TASK TO COMPLETE: The records below are to be quoted in full; please keep every word exact.

Rows from a figure dataset:

---------------

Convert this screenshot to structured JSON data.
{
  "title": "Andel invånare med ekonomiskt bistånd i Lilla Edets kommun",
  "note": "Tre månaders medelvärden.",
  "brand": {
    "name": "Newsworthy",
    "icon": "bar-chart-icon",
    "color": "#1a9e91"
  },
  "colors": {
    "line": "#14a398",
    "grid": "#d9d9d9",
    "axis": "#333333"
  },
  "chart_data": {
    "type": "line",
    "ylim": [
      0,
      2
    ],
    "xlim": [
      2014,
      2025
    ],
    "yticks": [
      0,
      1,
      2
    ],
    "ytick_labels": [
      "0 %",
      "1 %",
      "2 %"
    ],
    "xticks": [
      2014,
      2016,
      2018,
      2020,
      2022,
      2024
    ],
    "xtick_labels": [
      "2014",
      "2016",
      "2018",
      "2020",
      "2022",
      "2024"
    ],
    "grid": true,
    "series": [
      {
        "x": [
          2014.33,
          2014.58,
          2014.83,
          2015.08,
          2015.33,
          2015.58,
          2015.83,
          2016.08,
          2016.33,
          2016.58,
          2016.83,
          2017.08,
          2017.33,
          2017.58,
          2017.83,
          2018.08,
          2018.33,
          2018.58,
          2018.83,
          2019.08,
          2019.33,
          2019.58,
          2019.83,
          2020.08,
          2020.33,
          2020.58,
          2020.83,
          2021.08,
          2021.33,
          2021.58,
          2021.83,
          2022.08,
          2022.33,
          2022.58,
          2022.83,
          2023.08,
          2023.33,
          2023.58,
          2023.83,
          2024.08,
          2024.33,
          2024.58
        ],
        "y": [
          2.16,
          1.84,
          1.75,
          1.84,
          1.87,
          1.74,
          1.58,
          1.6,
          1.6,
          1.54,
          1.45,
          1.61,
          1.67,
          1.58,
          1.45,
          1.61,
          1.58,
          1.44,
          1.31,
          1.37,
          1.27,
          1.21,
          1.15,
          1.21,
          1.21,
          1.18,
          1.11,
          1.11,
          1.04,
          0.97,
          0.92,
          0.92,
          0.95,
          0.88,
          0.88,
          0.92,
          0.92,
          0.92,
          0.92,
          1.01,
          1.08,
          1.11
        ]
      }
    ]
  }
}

---------------

ANSWER TO THIS PROBLEM:
Convert this screenshot to structured JSON data.
{
  "title": "Andel invånare med ekonomiskt bistånd i Lilla Edets kommun",
  "note": "Tre månaders medelvärden.",
  "brand": {
    "name": "Newsworthy",
    "icon": "bar-chart-icon",
    "color": "#1a9e91"
  },
  "colors": {
    "line": "#14a398",
    "grid": "#d9d9d9",
    "axis": "#333333"
  },
  "chart_data": {
    "type": "line",
    "ylim": [
      0,
      2
    ],
    "xlim": [
      2014,
      2025
    ],
    "yticks": [
      0,
      1,
      2
    ],
    "ytick_labels": [
      "0 %",
      "1 %",
      "2 %"
    ],
    "xticks": [
      2014,
      2016,
      2018,
      2020,
      2022,
      2024
    ],
    "xtick_labels": [
      "2014",
      "2016",
      "2018",
      "2020",
      "2022",
      "2024"
    ],
    "grid": true,
    "series": [
      {
        "x": [
          2014.33,
          2014.58,
          2014.83,
          2015.08,
          2015.33,
          2015.58,
          2015.83,
          2016.08,
          2016.33,
          2016.58,
          2016.83,
          2017.08,
          2017.33,
          2017.58,
          2017.83,
          2018.08,
          2018.33,
          2018.58,
          2018.83,
          2019.08,
          2019.33,
          2019.58,
          2019.83,
          2020.08,
          2020.33,
          2020.58,
          2020.83,
          2021.08,
          2021.33,
          2021.58,
          2021.83,
          2022.08,
          2022.33,
          2022.58,
          2022.83,
          2023.08,
          2023.33,
          2023.58,
          2023.83,
          2024.08,
          2024.33,
          2024.58
        ],
        "y": [
          2.16,
          1.84,
          1.75,
          1.84,
          1.87,
          1.74,
          1.58,
          1.6,
          1.6,
          1.54,
          1.45,
          1.61,
          1.67,
          1.58,
          1.45,
          1.61,
          1.58,
          1.44,
          1.31,
          1.37,
          1.27,
          1.21,
          1.15,
          1.21,
          1.21,
          1.18,
          1.11,
          1.11,
          1.04,
          0.97,
          0.92,
          0.92,
          0.95,
          0.88,
          0.88,
          0.92,
          0.92,
          0.92,
          0.92,
          1.01,
          1.08,
          1.11
        ]
      }
    ]
  }
}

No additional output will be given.